"""
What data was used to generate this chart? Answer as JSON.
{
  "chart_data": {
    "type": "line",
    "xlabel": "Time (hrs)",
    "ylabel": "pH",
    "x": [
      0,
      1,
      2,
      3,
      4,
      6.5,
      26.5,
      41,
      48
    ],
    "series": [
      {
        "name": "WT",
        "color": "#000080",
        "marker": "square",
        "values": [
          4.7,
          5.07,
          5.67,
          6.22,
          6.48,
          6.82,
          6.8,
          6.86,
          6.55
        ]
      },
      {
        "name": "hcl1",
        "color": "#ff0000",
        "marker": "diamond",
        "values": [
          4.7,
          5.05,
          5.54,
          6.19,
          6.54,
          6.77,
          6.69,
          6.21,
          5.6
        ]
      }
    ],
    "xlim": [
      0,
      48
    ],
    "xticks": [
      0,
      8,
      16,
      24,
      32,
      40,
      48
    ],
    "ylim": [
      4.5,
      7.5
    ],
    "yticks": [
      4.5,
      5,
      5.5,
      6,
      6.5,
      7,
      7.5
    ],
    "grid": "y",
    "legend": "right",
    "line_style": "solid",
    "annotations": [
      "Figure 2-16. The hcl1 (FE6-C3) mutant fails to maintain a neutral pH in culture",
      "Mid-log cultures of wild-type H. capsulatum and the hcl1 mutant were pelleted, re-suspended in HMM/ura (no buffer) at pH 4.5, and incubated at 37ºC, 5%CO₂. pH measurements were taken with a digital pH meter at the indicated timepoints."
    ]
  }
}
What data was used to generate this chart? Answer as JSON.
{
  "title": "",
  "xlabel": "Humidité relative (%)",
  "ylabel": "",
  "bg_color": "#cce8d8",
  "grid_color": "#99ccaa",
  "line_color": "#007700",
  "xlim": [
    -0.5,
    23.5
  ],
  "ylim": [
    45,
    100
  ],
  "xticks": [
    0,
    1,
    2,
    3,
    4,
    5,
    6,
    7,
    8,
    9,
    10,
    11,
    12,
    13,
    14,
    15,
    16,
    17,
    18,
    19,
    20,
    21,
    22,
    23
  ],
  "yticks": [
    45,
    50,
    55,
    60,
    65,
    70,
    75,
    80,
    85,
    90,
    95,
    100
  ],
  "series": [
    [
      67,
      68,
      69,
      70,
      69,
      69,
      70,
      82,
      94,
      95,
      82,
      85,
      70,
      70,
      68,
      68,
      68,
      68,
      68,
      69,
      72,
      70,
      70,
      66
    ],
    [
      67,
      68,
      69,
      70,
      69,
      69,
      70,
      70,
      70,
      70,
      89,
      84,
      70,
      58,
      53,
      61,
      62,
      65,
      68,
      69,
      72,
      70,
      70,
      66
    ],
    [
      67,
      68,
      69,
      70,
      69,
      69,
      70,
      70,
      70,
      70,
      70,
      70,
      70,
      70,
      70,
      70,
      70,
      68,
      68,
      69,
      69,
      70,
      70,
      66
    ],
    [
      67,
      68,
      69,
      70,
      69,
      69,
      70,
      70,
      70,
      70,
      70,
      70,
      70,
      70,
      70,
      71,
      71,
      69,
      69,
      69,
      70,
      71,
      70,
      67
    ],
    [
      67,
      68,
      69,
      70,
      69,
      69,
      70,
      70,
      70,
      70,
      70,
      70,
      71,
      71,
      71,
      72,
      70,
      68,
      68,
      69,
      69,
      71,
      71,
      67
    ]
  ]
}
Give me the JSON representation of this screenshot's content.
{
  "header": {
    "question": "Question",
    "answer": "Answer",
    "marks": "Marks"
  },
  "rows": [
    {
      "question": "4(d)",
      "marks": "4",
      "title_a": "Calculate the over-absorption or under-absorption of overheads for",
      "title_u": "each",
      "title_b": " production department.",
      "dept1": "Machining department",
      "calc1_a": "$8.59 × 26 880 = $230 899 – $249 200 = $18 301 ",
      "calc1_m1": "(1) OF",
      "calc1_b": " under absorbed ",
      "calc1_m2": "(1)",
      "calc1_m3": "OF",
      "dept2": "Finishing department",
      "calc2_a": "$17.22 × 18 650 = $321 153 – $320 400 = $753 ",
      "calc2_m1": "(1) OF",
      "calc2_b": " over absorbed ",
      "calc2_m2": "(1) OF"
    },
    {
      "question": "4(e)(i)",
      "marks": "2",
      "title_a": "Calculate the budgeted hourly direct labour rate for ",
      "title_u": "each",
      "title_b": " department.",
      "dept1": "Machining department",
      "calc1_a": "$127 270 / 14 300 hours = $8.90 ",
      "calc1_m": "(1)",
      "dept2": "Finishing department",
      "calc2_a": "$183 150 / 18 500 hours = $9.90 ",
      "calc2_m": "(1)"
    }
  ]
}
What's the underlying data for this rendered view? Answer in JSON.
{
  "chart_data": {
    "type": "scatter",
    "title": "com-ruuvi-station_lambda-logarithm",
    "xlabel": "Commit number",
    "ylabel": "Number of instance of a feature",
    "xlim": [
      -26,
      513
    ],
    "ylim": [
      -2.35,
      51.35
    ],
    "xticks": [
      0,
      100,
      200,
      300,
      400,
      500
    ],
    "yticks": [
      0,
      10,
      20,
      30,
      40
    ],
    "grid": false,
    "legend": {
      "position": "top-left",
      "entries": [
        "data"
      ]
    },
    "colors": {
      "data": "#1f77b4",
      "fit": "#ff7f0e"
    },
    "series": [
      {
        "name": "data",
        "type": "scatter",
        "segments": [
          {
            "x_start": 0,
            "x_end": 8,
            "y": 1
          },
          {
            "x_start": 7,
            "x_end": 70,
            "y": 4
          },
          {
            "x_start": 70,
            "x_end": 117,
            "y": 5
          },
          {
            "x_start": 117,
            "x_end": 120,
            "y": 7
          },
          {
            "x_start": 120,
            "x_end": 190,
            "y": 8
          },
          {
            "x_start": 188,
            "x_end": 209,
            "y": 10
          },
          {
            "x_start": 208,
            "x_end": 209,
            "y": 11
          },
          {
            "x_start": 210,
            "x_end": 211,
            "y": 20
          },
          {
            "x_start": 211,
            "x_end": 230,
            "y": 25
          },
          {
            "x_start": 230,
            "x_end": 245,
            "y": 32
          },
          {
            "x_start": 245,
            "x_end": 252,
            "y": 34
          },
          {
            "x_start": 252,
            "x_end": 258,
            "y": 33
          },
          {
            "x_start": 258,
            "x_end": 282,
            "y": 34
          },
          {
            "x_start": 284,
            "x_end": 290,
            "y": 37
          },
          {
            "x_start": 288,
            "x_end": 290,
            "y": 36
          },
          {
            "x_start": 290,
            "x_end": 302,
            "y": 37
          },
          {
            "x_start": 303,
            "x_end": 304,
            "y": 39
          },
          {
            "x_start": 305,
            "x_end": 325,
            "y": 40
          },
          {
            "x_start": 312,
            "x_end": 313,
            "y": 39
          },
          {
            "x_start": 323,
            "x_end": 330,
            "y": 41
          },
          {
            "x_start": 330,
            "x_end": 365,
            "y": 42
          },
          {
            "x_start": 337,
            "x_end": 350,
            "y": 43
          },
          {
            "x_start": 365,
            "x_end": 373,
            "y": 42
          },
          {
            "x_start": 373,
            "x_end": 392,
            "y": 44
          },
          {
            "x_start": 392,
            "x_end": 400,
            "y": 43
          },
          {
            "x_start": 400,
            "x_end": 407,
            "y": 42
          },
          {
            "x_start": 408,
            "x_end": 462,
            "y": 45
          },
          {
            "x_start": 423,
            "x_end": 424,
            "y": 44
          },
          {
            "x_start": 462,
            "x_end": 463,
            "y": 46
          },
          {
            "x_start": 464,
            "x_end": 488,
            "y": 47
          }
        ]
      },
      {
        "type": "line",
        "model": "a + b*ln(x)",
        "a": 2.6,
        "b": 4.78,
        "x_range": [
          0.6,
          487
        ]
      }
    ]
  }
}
"""
WHAT IS NEEDED>
Pick out lines containing the word "ylabel", each one as written.

RESPONSE TO THE EXERCISE>
    "ylabel": "pH",
  "ylabel": "",
    "ylabel": "Number of instance of a feature",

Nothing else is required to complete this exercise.